**TEXT**
........

Sovran Bank was a US-based regional bank that operated in Virginia between 1983 and 1990, and was the leading subsidiary of Sovran Financial Corporation. It was itself a product of a merger between First & Merchants Bank of Richmond and Virginia National Bankshares of Norfolk, both of which could trace back their history to the 1860s. In 1990, it was merged with Citizens & Southern National Bank to form C&S/Sovran Corp., which in turn merged with NCNB to form NationsBank which became Bank of America in 1998.

History

First & Merchants Bank
Richmond had no bank after the federal government had revoked charters of banks whose loyalty was questioned. So eight days after Robert E. Lee's surrender at Appomattox, the city's financial leaders started a new federally chartered bank after meeting with Hamilton G. Fant. First National Bank opened for business in the Customs House. Lee was one of the new bank's early customers.

Later it merged with National Exchange Bank and moved to 10th and Main streets. Despite the financial crises of the 1890s First National Bank had the most assets of any Richmond bank at the turn of the century (1900).<ref name=nps>"Federal, State and Local Historic Districts , National Park Service. Retrieved March 21, 2007.</ref>

National Bank of Virginia merged with First National Sept. 1, 1912.

Alfred Charles Bossom of Clinton & Russell in New York City designed Richmond's first skyscraper at 9th and Main streets, completed in downtown Richmond in 1913. BB&T later occupied the building, which is on the National Register of Historic Places.

Merchants National Bank merged with First National February 27, 1926, at which time the bank became First & Merchants Bank.

In 1981, The National Bank of Fairfax merged with First & Merchants Bank. The first bank in Fairfax, Virginia, it was organized in 1902. In 1931, the bank completed construction of a new building on the site of the former Willcoxon Tavern. The Moore and McCandlish law firm, which had offices on the second floor of the former bank building built in 1905, occupied the building until 1972. Community Bank of Northern Virginia, organized in 1992 in Sterling, moved into the building that same year.

........

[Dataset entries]
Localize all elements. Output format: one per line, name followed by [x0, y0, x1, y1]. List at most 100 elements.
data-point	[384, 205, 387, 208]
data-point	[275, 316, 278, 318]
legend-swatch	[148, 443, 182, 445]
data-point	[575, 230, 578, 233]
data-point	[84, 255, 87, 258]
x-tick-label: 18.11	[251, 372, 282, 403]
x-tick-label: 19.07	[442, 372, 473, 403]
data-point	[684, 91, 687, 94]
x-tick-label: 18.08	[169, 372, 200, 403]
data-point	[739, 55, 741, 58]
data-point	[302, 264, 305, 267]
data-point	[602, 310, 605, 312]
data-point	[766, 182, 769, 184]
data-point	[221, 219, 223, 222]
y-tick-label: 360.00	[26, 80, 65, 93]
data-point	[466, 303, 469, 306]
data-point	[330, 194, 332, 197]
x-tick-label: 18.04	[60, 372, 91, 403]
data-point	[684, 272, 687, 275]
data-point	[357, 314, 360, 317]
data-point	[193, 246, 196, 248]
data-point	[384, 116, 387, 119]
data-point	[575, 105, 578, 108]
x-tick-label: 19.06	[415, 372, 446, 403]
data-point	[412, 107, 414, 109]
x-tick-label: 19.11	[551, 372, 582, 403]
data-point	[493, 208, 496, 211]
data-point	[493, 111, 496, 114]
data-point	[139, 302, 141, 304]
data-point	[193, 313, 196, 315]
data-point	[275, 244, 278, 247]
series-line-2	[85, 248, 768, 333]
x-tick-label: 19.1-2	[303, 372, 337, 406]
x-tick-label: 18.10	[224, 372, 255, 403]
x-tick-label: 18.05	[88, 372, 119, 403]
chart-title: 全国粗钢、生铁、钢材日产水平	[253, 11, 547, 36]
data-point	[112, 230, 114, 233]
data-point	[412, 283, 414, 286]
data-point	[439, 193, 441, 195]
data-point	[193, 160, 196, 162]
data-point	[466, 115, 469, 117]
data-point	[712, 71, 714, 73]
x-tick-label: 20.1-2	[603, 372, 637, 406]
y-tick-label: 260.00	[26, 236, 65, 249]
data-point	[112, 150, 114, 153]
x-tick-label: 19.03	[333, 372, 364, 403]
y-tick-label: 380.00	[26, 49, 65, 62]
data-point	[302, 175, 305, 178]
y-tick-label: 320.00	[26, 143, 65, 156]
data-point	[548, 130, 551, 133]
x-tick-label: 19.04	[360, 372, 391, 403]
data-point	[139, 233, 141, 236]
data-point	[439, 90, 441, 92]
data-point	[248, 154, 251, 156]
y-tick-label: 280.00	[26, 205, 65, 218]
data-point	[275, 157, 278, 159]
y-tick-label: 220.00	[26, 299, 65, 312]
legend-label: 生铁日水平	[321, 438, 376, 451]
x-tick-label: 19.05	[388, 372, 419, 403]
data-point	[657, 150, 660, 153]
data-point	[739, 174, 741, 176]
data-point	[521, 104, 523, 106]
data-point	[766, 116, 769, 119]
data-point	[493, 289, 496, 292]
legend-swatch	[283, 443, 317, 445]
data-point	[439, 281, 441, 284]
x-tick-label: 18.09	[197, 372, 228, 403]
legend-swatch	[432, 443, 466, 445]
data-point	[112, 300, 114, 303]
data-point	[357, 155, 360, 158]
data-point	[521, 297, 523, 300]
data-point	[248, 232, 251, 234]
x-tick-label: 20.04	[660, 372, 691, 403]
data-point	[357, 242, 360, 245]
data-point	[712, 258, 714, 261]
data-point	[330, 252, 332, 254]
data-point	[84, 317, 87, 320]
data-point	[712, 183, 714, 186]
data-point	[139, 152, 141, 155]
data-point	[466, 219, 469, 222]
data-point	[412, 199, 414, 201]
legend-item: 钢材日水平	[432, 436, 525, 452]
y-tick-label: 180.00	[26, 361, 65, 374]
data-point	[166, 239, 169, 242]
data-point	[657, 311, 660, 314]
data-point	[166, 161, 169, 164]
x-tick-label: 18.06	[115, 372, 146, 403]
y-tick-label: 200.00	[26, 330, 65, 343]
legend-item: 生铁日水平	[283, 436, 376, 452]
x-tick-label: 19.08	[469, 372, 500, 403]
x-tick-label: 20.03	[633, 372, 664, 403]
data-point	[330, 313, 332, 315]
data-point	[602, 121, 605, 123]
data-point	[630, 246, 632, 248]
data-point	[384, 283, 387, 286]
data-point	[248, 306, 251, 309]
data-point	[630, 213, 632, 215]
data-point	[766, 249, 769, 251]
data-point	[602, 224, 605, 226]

........

**WHAT THE TASK ASKS**
Can you transcribe the Sovran Bank text from "National Bank of Virginia" up to and including "became First & Merchants Bank."?

**EXPECTED ANSWER**
National Bank of Virginia merged with First National Sept. 1, 1912.

Alfred Charles Bossom of Clinton & Russell in New York City designed Richmond's first skyscraper at 9th and Main streets, completed in downtown Richmond in 1913. BB&T later occupied the building, which is on the National Register of Historic Places.

Merchants National Bank merged with First National February 27, 1926, at which time the bank became First & Merchants Bank.